Strony

piątek, 19 października 2012

LJUDOZDER VEGETARIJANAC

Jeśli jest to chorwacki kandydat na Oscara 2013, to zupełnie zasłużenie.
Tytułowy ludożerca wegetarianin, to wzięty ginekolog. Typ najgorszy z możliwych. Napakowany, pewny siebie, kasiasty gnój, którego lepiej omijać, niż spotkać na swej drodze. Jest skorumpowany do szpiku kości. Swoją pracę w klinice, traktuje jako prywatny gabinet ginekologiczny, pełny darmowego sprzętu i leków, w którym przeprowadza porody za kasę i aborcje na dziwkach miejscowego bosa mafii. Typowy seksista, dla którego kobieta to pojemnik na spermę. Prowadzi styl życia zgodny z zasadą: skóra, fura i komóra.
Nie widziałam lepszego filmu oddającego tak współczesny problem całkowitej bezkarności lekarzy, ich kolegialnej solidarności, która ma kryć całkowity brak profesjonalizmu i etyki zawodowej. Nie ma dla nich świętości, igrają ze śmiercią, bawiąc się w boga. Wykorzystują swoją przewagę i napawają się chwilową władzą. Wszystko to, jak w soczewce ukazał Branko Schmidt w swoim dramacie. Z jednej strony cieszy fakt, że nie tylko polacy mają problem ze służbą zdrowia. Z drugiej strony martwi, że mając chodzący scenariusz po ulicy, nie potrafimy sklecić porządnego scenariusza, by pokazać problem tak aktualny. Problem, który jest na językach milionów, a paradoksalnie, nikt o nim nie mówi.

**ZBIÓR WPISÓW:**
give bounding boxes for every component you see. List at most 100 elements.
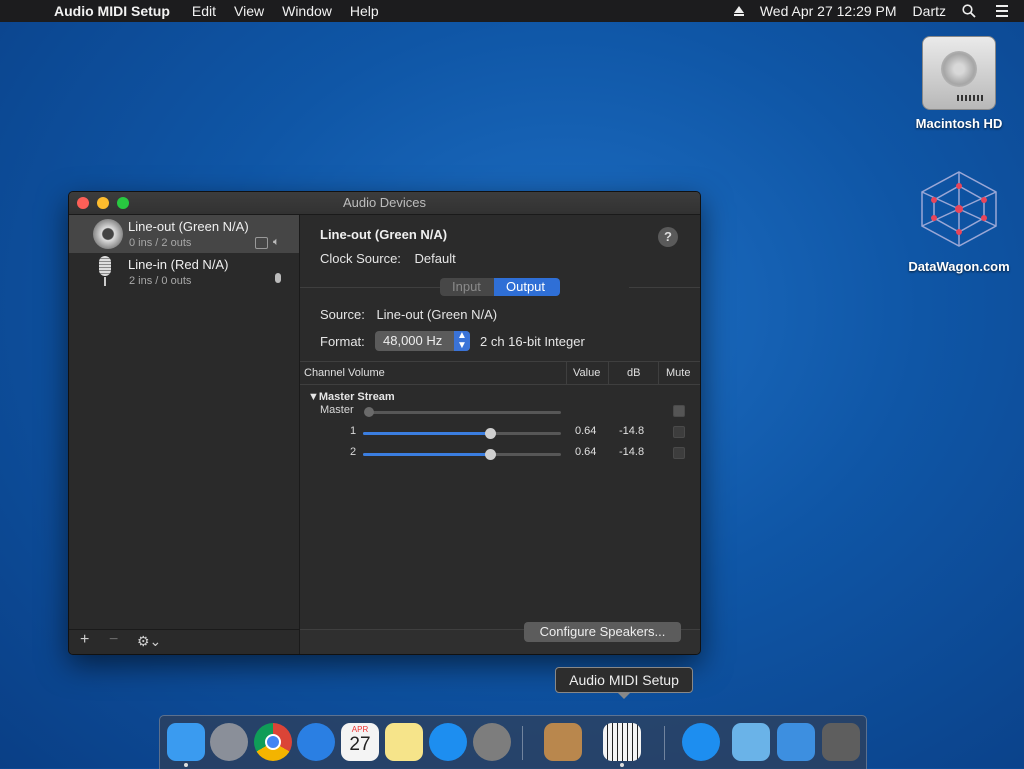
channel-db: -14.8: [619, 425, 645, 437]
sample-rate-value: 48,000 Hz: [383, 333, 443, 348]
window-titlebar[interactable]: Audio Devices: [69, 192, 700, 215]
gear-menu-icon[interactable]: ⚙︎⌄: [137, 633, 161, 650]
device-name: Line-out (Green N/A): [128, 219, 249, 234]
device-item-line-out[interactable]: Line-out (Green N/A) 0 ins / 2 outs 🔈︎: [69, 215, 299, 253]
audio-devices-window: Audio Devices Line-out (Green N/A) 0 ins…: [68, 191, 701, 655]
hard-drive-icon: [922, 36, 996, 110]
device-list: Line-out (Green N/A) 0 ins / 2 outs 🔈︎ L…: [69, 215, 300, 654]
tab-input[interactable]: Input: [440, 278, 494, 296]
channel-label: 1: [350, 425, 357, 437]
mute-checkbox[interactable]: [673, 405, 685, 417]
mute-checkbox[interactable]: [673, 426, 685, 438]
configure-speakers-button[interactable]: Configure Speakers...: [524, 622, 681, 642]
app-menu[interactable]: Audio MIDI Setup: [54, 3, 170, 19]
column-value[interactable]: Value: [573, 362, 600, 384]
microphone-icon: [99, 256, 111, 286]
volume-slider-fill: [363, 453, 490, 456]
calendar-month: APR: [351, 725, 369, 734]
eject-icon[interactable]: [733, 5, 744, 16]
clock-source-label: Clock Source:: [320, 251, 401, 266]
downloads-folder-icon[interactable]: [777, 723, 815, 761]
zoom-button[interactable]: [117, 197, 129, 209]
tab-output[interactable]: Output: [494, 278, 560, 296]
speaker-icon: [93, 219, 123, 249]
chess-icon[interactable]: [544, 723, 582, 761]
system-preferences-icon[interactable]: [473, 723, 511, 761]
source-value: Line-out (Green N/A): [376, 307, 498, 322]
desktop-icon-datawagon[interactable]: DataWagon.com: [904, 168, 1014, 274]
device-name: Line-in (Red N/A): [128, 257, 229, 272]
datawagon-logo-icon: [921, 171, 997, 247]
menu-edit[interactable]: Edit: [192, 3, 216, 19]
audio-midi-setup-icon[interactable]: [603, 723, 641, 761]
column-db[interactable]: dB: [627, 362, 640, 384]
format-label: Format:: [320, 334, 365, 349]
device-io-count: 2 ins / 0 outs: [129, 275, 192, 287]
notes-icon[interactable]: [385, 723, 423, 761]
device-title: Line-out (Green N/A): [320, 227, 448, 242]
format-description: 2 ch 16-bit Integer: [480, 334, 585, 349]
desktop-icon-label: Macintosh HD: [915, 116, 1003, 131]
clock-source-row: Clock Source: Default: [320, 251, 456, 266]
channel-value: 0.64: [575, 446, 597, 458]
spotlight-search-icon[interactable]: [962, 4, 976, 18]
volume-slider-knob[interactable]: [484, 428, 496, 439]
device-list-toolbar: + − ⚙︎⌄: [69, 629, 299, 654]
close-button[interactable]: [77, 197, 89, 209]
add-device-button[interactable]: +: [80, 631, 89, 649]
dock: APR 27: [159, 715, 867, 769]
input-microphone-icon: [275, 273, 281, 283]
channel-label: 2: [350, 446, 357, 458]
volume-slider[interactable]: [364, 407, 561, 417]
divider: [629, 287, 700, 288]
mute-checkbox[interactable]: [673, 447, 685, 459]
volume-slider-fill: [363, 432, 490, 435]
chrome-center-icon: [265, 734, 281, 750]
master-stream-group[interactable]: ▼Master Stream: [308, 391, 395, 403]
column-mute[interactable]: Mute: [666, 362, 690, 384]
menu-view[interactable]: View: [234, 3, 264, 19]
dock-separator: [664, 726, 665, 760]
chrome-icon[interactable]: [254, 723, 292, 761]
notification-center-icon[interactable]: [992, 5, 1008, 17]
sample-rate-popup[interactable]: 48,000 Hz ▲ ▼: [375, 331, 470, 351]
volume-slider-knob[interactable]: [364, 407, 374, 417]
popup-arrows-icon: ▲ ▼: [454, 331, 470, 351]
safari-icon[interactable]: [297, 723, 335, 761]
remove-device-button[interactable]: −: [109, 631, 118, 649]
device-item-line-in[interactable]: Line-in (Red N/A) 2 ins / 0 outs: [69, 253, 299, 291]
system-output-icon: [255, 237, 268, 249]
volume-slider[interactable]: [363, 449, 561, 460]
channel-label: Master: [320, 404, 354, 416]
app-store-icon[interactable]: [429, 723, 467, 761]
trash-icon[interactable]: [822, 723, 860, 761]
clock-source-value[interactable]: Default: [415, 251, 456, 266]
folder-icon[interactable]: [732, 723, 770, 761]
status-area: Wed Apr 27 12:29 PM Dartz: [733, 3, 1024, 19]
launchpad-icon[interactable]: [210, 723, 248, 761]
disclosure-triangle-icon[interactable]: ▼: [308, 391, 319, 403]
clock[interactable]: Wed Apr 27 12:29 PM: [760, 3, 897, 19]
running-indicator: [184, 763, 188, 767]
desktop-icon-macintosh-hd[interactable]: Macintosh HD: [904, 36, 1014, 131]
app-store-download-icon[interactable]: [682, 723, 720, 761]
panel-footer: Configure Speakers...: [300, 622, 700, 654]
volume-icon: 🔈︎: [273, 236, 280, 248]
user-menu[interactable]: Dartz: [913, 3, 946, 19]
menu-window[interactable]: Window: [282, 3, 332, 19]
finder-icon[interactable]: [167, 723, 205, 761]
menu-bar: Audio MIDI Setup Edit View Window Help W…: [0, 0, 1024, 22]
help-button[interactable]: ?: [658, 227, 678, 247]
input-output-segmented-control: Input Output: [440, 278, 560, 296]
dock-separator: [522, 726, 523, 760]
minimize-button[interactable]: [97, 197, 109, 209]
volume-slider[interactable]: [363, 428, 561, 439]
channel-db: -14.8: [619, 446, 645, 458]
calendar-day: 27: [349, 734, 371, 755]
divider: [300, 287, 440, 288]
calendar-icon[interactable]: APR 27: [341, 723, 379, 761]
volume-slider-knob[interactable]: [484, 449, 496, 460]
menu-help[interactable]: Help: [350, 3, 379, 19]
column-channel-volume[interactable]: Channel Volume: [304, 362, 385, 384]
source-label: Source:: [320, 307, 365, 322]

**POLECENIA:**
A. Na podstawie fragmentu tekstu wyjaśnij, dlaczego tytułowy ginekolog traktuje swoją pracę w klinice jak prywatny gabinet.
B. Kto według fragmentu tekstu jest twórcą omawianego dramatu?
C. Wypisz z fragmentu tekstu wszystkie składniki zasady, według której tytułowy bohater prowadzi styl życia.

**ODPOWIEDZI:**
A. Klinika jest pełna darmowego sprzętu i leków. Ginekolog wykorzystuje ją do przeprowadzania porodów za pieniądze oraz aborcji u prostytutek miejscowego bossa mafii.

B. Branko Schmidt.

C. skóra, fura, komóra